Collected data:
** Begin **

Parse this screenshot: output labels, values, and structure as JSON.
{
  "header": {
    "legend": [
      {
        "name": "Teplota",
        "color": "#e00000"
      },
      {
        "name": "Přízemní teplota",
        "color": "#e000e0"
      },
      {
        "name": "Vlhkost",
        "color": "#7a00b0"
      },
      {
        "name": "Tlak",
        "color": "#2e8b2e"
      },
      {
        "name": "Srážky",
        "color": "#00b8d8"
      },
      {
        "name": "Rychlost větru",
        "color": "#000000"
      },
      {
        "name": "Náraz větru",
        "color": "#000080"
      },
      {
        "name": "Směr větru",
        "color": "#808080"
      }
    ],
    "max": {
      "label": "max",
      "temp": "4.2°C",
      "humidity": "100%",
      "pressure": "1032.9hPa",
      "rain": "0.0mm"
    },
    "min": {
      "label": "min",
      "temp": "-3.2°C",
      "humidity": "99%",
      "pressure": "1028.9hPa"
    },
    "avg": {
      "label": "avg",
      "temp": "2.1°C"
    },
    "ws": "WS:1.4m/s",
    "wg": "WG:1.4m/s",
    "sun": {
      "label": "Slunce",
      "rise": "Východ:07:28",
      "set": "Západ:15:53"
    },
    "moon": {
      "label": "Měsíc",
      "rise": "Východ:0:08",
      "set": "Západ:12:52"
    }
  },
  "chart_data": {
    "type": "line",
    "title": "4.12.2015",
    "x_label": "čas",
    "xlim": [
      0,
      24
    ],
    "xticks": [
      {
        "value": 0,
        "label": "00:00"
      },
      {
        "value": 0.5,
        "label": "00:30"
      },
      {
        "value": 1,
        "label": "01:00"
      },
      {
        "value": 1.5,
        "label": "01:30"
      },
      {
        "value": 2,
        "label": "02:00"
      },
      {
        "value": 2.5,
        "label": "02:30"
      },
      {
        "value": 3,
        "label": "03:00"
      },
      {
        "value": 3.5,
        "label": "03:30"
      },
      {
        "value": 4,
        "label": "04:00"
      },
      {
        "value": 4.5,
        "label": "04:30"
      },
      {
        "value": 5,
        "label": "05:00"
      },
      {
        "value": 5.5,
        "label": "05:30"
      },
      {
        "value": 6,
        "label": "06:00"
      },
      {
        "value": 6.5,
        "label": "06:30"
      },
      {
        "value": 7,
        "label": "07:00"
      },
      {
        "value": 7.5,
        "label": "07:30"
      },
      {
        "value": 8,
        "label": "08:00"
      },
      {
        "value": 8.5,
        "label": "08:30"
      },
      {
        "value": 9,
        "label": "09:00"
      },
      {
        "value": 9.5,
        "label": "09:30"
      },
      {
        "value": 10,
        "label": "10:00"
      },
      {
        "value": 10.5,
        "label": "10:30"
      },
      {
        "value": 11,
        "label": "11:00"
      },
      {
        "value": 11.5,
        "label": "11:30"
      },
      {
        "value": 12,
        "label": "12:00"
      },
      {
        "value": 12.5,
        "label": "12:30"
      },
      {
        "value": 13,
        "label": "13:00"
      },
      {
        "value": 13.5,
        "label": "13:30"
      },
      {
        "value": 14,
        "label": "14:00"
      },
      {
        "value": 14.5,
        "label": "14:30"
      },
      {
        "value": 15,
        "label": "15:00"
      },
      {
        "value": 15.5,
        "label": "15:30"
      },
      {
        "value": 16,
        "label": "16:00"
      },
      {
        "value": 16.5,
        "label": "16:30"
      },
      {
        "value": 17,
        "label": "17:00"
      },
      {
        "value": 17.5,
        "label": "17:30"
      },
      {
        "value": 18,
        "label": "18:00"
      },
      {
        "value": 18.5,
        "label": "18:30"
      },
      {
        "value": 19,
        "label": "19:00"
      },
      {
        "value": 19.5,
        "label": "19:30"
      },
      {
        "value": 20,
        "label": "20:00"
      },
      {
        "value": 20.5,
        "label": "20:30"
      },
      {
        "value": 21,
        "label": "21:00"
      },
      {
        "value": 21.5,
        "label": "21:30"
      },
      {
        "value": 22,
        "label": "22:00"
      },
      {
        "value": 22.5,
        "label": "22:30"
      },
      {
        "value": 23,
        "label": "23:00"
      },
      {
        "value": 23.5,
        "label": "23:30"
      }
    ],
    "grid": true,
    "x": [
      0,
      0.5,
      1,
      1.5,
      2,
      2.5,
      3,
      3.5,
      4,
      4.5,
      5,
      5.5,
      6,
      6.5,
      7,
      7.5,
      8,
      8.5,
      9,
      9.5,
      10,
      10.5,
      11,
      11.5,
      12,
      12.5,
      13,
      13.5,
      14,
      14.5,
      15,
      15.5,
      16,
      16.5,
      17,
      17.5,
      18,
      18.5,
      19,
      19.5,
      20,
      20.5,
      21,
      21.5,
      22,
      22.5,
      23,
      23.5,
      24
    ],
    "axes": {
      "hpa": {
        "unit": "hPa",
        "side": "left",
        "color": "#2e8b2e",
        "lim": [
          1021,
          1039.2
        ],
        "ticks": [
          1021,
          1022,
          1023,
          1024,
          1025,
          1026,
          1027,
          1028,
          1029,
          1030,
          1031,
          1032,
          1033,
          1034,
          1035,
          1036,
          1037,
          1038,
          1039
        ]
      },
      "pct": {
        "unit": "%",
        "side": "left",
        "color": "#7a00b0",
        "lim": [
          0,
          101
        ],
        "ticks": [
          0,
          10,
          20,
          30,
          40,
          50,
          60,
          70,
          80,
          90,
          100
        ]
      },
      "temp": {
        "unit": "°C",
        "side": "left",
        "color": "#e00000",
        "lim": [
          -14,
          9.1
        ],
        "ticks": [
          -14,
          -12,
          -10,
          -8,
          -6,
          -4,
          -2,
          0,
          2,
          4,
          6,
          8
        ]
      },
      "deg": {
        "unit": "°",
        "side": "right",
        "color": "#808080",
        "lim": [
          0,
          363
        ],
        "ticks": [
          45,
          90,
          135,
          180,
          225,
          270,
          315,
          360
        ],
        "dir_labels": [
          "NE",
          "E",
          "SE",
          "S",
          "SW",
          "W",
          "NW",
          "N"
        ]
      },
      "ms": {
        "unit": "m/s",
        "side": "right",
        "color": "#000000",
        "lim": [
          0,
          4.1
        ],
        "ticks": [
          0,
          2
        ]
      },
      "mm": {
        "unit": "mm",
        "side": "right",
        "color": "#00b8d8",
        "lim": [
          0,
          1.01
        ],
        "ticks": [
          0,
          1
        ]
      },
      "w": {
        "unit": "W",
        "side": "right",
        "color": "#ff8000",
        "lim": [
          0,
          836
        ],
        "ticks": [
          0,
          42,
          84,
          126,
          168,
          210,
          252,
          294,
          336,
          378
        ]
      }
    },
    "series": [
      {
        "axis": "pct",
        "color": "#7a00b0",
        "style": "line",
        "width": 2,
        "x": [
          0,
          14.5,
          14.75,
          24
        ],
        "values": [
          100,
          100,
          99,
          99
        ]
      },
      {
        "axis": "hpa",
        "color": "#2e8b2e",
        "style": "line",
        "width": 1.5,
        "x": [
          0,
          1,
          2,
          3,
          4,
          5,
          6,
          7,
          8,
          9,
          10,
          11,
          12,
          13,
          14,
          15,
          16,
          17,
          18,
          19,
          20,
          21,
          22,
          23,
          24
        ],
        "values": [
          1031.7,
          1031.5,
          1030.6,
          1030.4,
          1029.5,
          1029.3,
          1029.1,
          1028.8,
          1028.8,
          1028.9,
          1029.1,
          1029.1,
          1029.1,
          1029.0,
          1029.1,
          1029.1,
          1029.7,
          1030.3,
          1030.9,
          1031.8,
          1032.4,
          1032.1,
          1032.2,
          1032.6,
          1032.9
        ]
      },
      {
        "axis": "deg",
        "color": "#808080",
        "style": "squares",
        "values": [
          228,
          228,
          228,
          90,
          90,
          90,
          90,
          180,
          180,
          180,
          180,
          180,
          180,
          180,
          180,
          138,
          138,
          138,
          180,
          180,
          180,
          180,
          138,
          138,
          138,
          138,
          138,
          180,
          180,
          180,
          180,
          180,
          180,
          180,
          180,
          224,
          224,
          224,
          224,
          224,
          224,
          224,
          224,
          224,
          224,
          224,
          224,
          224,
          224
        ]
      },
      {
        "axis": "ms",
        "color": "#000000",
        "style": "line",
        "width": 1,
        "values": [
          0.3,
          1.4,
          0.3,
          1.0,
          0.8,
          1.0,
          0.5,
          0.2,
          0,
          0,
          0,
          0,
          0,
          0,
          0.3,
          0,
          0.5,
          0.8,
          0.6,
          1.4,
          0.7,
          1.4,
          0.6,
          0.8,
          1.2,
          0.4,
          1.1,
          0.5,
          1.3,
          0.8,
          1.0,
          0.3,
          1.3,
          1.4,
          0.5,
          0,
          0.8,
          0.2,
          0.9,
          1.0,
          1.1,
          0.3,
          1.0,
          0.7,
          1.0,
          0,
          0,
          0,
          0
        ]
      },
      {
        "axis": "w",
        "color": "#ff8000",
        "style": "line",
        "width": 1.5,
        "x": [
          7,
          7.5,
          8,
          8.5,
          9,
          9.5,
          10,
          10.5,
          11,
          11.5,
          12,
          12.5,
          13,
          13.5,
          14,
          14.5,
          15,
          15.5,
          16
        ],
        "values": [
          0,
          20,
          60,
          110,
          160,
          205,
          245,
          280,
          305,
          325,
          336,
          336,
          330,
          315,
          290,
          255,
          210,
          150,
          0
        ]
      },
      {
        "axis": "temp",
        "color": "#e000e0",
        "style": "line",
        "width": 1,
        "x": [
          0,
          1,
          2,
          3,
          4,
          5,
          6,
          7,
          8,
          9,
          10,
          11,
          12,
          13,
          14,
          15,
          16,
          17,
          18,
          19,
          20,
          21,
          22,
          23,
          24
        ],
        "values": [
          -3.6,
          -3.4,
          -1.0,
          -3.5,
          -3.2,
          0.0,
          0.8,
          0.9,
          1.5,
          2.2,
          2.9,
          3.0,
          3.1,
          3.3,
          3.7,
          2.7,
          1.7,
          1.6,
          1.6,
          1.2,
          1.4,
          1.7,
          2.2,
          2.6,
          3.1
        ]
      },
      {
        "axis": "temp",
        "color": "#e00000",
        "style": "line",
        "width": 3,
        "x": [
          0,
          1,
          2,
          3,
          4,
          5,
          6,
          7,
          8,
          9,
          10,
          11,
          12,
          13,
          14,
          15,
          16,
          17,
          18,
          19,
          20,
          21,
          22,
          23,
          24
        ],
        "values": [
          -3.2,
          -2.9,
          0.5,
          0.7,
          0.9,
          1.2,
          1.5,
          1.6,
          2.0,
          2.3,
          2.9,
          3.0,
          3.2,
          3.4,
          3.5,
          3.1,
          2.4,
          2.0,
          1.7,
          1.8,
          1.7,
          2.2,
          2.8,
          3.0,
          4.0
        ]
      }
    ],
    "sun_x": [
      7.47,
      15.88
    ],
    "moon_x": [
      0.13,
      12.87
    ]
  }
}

** End **

Show the lines of the material that contain the word "axis".

        "axis": "pct",
        "axis": "hpa",
        "axis": "deg",
        "axis": "ms",
        "axis": "w",
        "axis": "temp",
        "axis": "temp",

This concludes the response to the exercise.